### Brief
Transcribe the whole listing below without changing a word, but leave out every image.

[[ Entries provided, beginning ]]

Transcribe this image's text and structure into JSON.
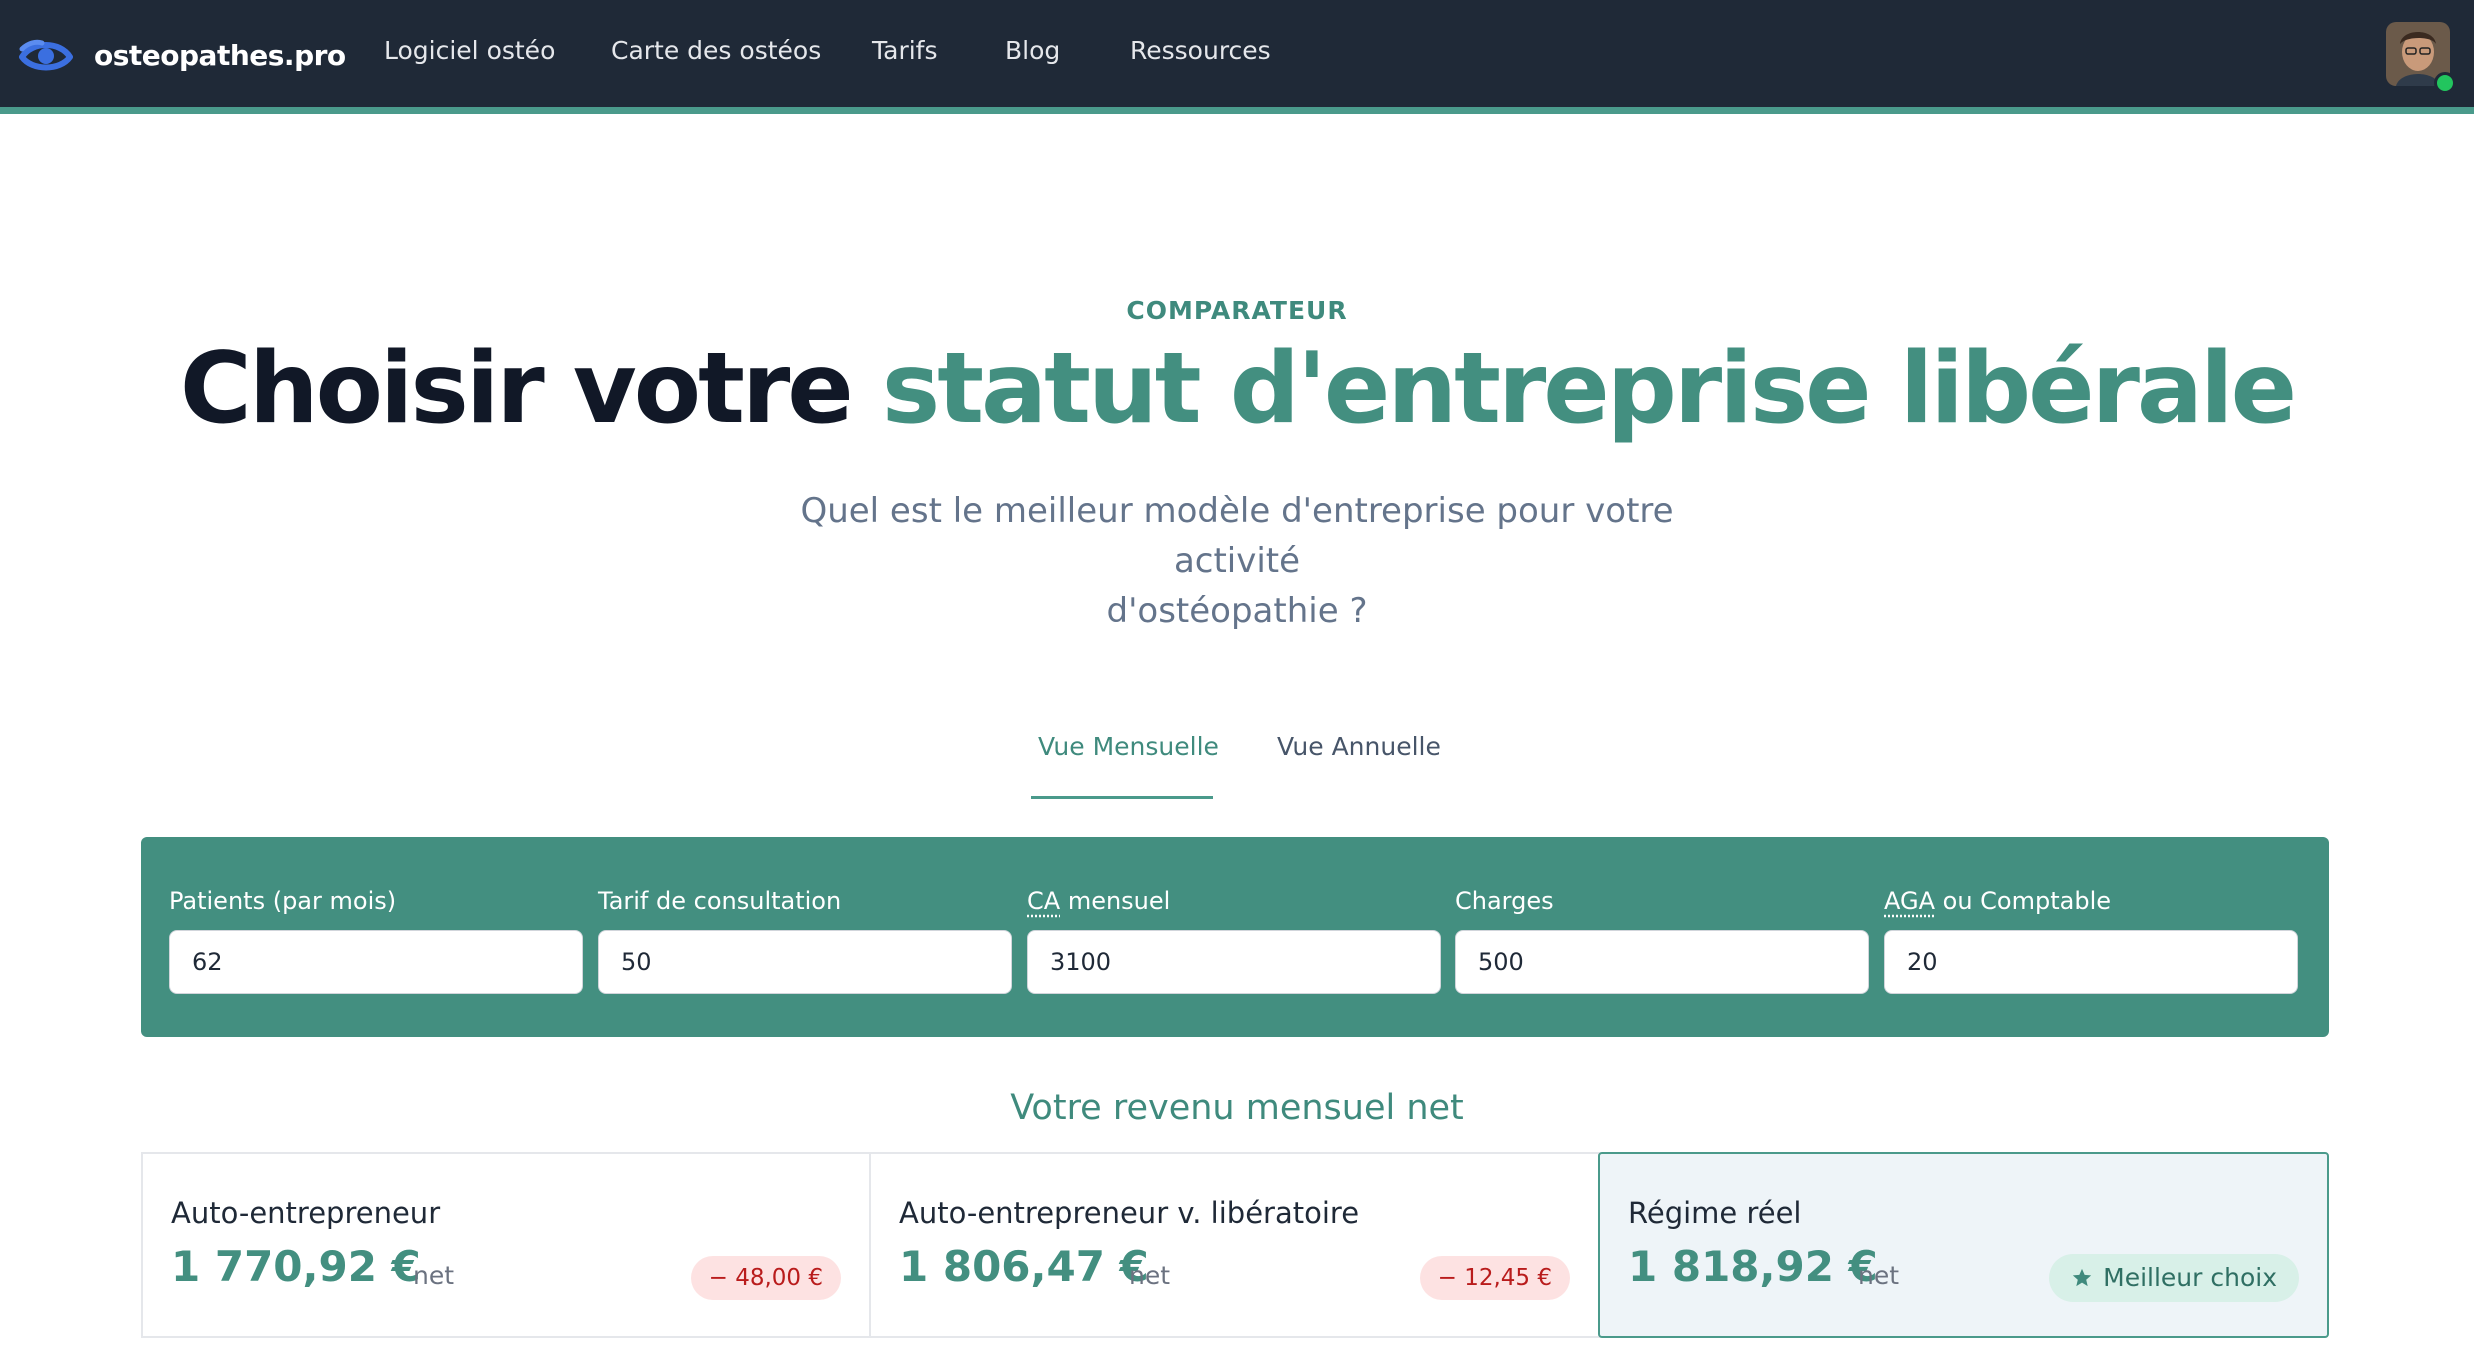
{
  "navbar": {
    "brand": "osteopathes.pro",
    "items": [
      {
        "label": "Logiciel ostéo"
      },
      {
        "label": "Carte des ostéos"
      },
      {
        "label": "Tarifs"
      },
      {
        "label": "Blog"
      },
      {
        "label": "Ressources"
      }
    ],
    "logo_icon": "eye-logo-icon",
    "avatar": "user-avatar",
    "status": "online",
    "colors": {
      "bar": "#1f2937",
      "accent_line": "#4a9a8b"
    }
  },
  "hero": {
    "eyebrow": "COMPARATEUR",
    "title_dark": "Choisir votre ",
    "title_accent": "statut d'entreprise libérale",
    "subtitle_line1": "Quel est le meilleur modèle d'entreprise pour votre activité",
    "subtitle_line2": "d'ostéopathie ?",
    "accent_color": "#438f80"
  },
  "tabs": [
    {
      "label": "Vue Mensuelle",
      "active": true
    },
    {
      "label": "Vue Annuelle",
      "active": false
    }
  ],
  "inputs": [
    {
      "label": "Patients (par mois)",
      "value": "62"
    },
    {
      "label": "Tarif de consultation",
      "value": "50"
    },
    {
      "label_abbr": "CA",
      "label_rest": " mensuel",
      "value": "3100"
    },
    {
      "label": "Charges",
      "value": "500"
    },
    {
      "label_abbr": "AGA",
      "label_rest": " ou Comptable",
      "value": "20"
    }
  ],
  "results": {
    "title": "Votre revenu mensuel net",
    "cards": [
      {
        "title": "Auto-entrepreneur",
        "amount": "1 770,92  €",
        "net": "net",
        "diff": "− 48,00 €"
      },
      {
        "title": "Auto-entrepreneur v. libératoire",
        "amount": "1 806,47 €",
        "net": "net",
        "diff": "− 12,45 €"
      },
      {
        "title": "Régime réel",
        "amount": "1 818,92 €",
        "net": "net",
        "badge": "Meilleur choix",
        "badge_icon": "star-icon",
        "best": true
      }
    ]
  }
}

[[ Entries provided, end ]]

### Answer to the exercise
Transcribe this image's text and structure into JSON.
{
  "navbar": {
    "brand": "osteopathes.pro",
    "items": [
      {
        "label": "Logiciel ostéo"
      },
      {
        "label": "Carte des ostéos"
      },
      {
        "label": "Tarifs"
      },
      {
        "label": "Blog"
      },
      {
        "label": "Ressources"
      }
    ],
    "logo_icon": "eye-logo-icon",
    "avatar": "user-avatar",
    "status": "online",
    "colors": {
      "bar": "#1f2937",
      "accent_line": "#4a9a8b"
    }
  },
  "hero": {
    "eyebrow": "COMPARATEUR",
    "title_dark": "Choisir votre ",
    "title_accent": "statut d'entreprise libérale",
    "subtitle_line1": "Quel est le meilleur modèle d'entreprise pour votre activité",
    "subtitle_line2": "d'ostéopathie ?",
    "accent_color": "#438f80"
  },
  "tabs": [
    {
      "label": "Vue Mensuelle",
      "active": true
    },
    {
      "label": "Vue Annuelle",
      "active": false
    }
  ],
  "inputs": [
    {
      "label": "Patients (par mois)",
      "value": "62"
    },
    {
      "label": "Tarif de consultation",
      "value": "50"
    },
    {
      "label_abbr": "CA",
      "label_rest": " mensuel",
      "value": "3100"
    },
    {
      "label": "Charges",
      "value": "500"
    },
    {
      "label_abbr": "AGA",
      "label_rest": " ou Comptable",
      "value": "20"
    }
  ],
  "results": {
    "title": "Votre revenu mensuel net",
    "cards": [
      {
        "title": "Auto-entrepreneur",
        "amount": "1 770,92  €",
        "net": "net",
        "diff": "− 48,00 €"
      },
      {
        "title": "Auto-entrepreneur v. libératoire",
        "amount": "1 806,47 €",
        "net": "net",
        "diff": "− 12,45 €"
      },
      {
        "title": "Régime réel",
        "amount": "1 818,92 €",
        "net": "net",
        "badge": "Meilleur choix",
        "badge_icon": "star-icon",
        "best": true
      }
    ]
  }
}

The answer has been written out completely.